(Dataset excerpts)
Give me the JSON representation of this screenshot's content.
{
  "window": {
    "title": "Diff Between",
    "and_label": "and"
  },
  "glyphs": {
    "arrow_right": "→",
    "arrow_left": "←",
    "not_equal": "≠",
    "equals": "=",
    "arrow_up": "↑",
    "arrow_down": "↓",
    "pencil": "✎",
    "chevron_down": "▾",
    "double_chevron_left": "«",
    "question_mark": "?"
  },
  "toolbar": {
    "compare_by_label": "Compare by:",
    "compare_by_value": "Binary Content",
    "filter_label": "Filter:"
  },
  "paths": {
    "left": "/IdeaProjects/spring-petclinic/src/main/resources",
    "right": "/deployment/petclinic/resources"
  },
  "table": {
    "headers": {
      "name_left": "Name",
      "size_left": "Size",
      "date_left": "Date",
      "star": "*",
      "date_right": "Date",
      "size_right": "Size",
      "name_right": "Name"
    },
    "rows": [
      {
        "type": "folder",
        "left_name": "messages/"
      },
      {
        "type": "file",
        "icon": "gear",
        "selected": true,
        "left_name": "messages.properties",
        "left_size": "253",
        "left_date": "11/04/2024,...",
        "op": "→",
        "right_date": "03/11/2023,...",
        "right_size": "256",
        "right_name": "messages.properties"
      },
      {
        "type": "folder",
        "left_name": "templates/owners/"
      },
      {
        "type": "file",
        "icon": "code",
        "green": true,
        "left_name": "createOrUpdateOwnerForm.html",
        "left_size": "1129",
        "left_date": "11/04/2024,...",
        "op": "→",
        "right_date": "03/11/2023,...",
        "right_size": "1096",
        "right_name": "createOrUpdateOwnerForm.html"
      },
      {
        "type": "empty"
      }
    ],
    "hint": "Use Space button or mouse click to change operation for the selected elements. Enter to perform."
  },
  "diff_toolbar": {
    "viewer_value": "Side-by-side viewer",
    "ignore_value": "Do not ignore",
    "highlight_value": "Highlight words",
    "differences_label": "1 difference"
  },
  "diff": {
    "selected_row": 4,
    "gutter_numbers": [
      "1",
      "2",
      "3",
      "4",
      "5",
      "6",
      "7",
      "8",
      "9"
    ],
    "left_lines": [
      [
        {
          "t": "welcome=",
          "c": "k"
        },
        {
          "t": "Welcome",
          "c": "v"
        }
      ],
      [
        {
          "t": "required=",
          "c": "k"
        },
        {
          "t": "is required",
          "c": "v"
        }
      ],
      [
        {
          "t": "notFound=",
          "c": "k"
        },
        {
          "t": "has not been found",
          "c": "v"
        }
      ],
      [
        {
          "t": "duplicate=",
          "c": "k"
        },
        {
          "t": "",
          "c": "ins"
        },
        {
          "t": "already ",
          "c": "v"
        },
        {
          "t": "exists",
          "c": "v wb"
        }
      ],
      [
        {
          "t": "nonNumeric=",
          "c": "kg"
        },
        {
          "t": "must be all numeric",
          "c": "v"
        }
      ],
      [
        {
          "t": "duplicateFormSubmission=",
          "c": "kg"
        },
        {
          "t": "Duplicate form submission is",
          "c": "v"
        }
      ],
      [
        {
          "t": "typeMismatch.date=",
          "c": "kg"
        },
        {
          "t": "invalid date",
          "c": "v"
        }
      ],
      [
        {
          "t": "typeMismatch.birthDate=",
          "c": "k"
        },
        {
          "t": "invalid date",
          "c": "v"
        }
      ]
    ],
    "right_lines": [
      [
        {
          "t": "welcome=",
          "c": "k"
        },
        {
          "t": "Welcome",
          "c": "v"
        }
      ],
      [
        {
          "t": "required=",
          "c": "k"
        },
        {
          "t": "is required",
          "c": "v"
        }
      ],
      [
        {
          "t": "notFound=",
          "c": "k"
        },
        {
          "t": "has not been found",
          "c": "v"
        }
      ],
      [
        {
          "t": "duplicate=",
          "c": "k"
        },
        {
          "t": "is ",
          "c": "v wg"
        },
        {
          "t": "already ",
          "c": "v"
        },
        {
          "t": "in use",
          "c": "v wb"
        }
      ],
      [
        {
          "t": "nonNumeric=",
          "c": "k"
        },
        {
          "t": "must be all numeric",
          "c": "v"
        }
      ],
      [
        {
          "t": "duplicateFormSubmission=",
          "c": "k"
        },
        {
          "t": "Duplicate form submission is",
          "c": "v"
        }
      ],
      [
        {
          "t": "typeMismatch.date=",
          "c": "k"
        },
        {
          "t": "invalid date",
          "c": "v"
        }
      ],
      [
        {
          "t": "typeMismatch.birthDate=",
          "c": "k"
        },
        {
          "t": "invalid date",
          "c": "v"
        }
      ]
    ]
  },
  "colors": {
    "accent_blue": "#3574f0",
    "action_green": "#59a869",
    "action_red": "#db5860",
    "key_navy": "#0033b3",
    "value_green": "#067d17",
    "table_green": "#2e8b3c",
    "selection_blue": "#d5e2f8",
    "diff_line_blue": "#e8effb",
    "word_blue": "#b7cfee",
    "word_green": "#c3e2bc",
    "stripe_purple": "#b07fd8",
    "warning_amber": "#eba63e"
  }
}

Exercise aim ::
Go through the listing above and pull out each line containing the word "messages".

Solution ::
        "left_name": "messages/"
        "left_name": "messages.properties",
        "right_name": "messages.properties"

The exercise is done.